Hunt for the word "where" across the entries below, copying each line that holds it.
-------
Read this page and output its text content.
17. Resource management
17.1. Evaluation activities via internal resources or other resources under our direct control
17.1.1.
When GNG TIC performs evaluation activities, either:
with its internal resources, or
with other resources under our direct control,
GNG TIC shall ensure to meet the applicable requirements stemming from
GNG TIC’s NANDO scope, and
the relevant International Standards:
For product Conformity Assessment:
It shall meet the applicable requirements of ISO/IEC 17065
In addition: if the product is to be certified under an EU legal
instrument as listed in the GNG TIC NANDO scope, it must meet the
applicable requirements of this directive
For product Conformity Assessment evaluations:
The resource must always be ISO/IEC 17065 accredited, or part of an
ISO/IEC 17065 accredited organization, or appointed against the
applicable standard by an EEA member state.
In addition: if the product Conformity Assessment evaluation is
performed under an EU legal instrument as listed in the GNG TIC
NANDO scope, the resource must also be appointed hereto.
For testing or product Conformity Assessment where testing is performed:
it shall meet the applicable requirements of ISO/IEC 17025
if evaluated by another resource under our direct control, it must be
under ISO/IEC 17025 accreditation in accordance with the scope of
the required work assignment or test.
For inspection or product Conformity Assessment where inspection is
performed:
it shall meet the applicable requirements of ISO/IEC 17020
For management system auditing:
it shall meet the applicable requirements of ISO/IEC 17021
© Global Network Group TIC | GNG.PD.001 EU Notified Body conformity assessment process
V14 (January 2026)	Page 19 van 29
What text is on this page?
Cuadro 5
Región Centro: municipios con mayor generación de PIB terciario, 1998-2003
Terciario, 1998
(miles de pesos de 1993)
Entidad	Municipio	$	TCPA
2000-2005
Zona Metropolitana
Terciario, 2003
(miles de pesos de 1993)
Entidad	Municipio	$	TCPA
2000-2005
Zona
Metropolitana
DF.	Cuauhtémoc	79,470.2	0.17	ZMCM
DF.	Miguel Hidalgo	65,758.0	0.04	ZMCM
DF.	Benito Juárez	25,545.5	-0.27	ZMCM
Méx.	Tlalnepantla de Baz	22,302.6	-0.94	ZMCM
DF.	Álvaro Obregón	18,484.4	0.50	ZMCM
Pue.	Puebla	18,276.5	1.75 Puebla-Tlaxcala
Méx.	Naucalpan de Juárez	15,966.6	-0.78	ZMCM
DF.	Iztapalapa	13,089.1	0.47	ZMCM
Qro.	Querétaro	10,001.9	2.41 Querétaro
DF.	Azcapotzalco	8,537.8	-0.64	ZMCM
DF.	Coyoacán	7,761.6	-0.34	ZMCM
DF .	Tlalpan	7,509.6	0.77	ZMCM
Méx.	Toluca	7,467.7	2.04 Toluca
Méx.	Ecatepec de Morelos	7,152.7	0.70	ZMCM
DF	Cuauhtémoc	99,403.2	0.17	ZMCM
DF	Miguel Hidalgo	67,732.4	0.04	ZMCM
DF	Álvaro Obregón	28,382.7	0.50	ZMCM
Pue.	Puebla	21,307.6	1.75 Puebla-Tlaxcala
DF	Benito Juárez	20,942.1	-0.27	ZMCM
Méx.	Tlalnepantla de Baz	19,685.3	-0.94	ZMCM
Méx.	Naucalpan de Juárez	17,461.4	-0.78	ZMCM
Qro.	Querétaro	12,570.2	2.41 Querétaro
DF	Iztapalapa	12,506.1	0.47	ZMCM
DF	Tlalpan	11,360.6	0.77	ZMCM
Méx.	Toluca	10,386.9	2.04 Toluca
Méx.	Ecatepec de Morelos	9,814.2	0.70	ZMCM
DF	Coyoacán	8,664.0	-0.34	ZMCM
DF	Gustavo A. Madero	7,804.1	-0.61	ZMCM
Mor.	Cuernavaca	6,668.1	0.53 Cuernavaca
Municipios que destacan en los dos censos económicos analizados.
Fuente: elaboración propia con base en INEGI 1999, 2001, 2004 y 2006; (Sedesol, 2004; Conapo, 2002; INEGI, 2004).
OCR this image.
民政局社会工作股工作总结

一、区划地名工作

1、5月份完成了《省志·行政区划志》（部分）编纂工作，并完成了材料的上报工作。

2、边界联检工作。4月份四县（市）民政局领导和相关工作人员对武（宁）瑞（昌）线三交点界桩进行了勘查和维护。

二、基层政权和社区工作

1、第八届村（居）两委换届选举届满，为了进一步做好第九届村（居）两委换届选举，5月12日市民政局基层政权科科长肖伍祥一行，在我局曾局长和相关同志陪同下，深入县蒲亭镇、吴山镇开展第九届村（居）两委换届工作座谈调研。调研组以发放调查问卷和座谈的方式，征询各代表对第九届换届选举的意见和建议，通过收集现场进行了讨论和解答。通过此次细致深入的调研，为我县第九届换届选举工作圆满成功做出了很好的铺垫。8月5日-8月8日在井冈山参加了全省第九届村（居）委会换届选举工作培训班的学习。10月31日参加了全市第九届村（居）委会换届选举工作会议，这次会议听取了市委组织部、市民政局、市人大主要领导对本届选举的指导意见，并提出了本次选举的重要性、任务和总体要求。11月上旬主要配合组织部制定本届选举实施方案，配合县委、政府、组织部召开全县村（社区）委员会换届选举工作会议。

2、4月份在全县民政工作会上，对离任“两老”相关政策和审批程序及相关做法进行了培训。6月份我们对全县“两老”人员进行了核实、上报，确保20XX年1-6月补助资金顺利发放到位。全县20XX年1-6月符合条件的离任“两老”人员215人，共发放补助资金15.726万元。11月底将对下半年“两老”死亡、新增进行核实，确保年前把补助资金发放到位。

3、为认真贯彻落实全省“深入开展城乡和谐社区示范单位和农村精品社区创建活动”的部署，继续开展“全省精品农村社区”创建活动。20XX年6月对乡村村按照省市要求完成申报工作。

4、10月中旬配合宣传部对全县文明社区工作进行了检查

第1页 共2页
-------
FULL SOLUTION:
For testing or product Conformity Assessment where testing is performed:
For inspection or product Conformity Assessment where inspection is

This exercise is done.